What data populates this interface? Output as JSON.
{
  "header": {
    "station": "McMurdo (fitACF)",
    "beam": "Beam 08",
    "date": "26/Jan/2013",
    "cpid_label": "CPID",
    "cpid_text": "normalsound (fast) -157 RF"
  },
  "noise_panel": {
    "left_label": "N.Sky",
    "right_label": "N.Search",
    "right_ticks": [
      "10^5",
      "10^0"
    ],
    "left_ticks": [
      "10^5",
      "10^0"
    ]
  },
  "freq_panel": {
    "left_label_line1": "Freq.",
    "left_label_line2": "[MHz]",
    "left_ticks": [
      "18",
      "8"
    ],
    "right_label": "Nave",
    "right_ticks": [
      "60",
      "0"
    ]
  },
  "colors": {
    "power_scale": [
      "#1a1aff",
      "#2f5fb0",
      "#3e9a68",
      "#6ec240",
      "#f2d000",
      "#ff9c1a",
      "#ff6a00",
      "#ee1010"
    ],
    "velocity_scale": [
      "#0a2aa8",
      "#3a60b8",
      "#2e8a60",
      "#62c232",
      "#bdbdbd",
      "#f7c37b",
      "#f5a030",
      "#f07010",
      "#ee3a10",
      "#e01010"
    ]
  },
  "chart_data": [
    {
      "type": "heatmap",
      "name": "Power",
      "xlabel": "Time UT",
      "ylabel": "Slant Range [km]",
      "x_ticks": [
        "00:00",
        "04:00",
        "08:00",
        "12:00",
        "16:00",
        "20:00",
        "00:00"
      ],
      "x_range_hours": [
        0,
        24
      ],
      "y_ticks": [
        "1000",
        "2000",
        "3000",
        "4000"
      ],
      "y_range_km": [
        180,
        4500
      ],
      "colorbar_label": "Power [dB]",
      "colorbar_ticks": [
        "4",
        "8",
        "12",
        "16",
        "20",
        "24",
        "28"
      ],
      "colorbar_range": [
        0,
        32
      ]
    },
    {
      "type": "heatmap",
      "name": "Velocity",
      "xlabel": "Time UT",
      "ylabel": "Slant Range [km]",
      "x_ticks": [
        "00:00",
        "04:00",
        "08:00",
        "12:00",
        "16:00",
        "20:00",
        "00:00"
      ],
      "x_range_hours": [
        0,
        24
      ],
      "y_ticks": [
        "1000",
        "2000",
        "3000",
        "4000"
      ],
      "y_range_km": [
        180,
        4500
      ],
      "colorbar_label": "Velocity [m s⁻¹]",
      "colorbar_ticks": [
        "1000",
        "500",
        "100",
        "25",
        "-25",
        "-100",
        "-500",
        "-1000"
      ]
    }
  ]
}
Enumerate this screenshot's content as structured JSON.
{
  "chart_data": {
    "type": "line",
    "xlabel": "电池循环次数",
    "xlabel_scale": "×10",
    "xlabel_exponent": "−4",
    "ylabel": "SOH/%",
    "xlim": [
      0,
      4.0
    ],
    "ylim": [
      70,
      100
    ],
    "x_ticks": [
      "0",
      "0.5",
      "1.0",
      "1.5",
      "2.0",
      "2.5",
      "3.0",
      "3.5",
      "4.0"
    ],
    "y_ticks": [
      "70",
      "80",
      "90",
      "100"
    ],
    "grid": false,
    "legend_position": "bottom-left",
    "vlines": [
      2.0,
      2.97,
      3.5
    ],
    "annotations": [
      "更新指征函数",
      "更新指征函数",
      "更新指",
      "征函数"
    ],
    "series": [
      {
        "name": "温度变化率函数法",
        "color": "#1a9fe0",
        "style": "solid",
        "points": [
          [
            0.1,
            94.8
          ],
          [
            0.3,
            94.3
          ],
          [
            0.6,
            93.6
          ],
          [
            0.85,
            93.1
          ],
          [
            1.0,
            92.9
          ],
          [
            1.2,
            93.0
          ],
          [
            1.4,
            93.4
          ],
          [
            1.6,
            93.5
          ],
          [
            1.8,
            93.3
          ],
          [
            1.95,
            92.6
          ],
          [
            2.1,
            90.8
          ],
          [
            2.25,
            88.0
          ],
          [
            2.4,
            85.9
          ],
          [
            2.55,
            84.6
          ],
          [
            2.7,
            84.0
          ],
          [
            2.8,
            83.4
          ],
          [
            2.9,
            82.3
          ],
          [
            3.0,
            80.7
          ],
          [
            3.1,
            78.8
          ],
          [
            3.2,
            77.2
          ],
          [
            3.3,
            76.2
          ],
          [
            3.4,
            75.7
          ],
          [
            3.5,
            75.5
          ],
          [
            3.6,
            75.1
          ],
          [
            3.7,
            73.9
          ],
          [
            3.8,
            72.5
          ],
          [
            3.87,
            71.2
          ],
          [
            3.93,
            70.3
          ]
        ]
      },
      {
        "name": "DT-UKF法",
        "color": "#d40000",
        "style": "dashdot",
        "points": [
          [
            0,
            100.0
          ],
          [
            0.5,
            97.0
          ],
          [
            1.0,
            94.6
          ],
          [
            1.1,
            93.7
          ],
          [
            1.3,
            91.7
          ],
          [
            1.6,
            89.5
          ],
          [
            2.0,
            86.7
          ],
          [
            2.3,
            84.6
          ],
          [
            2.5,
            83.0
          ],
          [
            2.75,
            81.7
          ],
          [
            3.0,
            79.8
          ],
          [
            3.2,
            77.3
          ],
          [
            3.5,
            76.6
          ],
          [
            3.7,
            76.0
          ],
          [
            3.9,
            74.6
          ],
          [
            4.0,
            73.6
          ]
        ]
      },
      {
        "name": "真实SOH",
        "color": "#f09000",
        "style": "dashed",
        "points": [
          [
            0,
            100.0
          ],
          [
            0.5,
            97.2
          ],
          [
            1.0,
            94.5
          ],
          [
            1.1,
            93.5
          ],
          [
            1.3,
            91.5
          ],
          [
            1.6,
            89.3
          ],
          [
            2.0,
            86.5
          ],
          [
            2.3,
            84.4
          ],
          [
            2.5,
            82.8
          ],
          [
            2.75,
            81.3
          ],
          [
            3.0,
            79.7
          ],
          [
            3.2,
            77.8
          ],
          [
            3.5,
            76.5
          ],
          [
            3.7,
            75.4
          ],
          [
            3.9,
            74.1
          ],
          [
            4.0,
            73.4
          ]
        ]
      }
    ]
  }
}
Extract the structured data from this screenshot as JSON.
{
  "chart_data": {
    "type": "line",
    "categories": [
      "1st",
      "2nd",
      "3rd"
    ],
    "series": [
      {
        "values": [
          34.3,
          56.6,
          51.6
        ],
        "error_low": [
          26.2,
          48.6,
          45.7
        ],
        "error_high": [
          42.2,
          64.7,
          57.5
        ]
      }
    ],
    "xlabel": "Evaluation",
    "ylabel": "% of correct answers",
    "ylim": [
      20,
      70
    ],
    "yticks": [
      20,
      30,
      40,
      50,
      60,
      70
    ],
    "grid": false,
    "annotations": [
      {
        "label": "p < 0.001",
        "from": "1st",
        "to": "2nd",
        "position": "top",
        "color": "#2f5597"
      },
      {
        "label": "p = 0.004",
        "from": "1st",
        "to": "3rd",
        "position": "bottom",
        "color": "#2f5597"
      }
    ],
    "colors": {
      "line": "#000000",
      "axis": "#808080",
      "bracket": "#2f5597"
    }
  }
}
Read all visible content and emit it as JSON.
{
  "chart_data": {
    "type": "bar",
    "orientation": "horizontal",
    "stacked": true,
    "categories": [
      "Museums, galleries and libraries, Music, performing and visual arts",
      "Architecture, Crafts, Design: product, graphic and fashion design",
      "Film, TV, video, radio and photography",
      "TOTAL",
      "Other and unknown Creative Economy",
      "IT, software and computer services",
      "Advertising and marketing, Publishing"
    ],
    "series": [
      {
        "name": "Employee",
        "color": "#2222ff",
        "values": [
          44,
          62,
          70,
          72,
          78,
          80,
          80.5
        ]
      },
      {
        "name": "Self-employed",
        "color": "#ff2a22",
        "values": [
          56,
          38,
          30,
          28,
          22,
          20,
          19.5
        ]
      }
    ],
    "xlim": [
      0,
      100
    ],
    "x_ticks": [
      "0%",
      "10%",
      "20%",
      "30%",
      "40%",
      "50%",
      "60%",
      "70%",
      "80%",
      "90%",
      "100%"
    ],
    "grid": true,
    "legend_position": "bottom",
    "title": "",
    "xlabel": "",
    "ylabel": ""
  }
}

◆ AIM
Pick out all lines from the data above in which the word "JSON" appears.

◆ TASK RESPONSE
What data populates this interface? Output as JSON.
Enumerate this screenshot's content as structured JSON.
Extract the structured data from this screenshot as JSON.
Read all visible content and emit it as JSON.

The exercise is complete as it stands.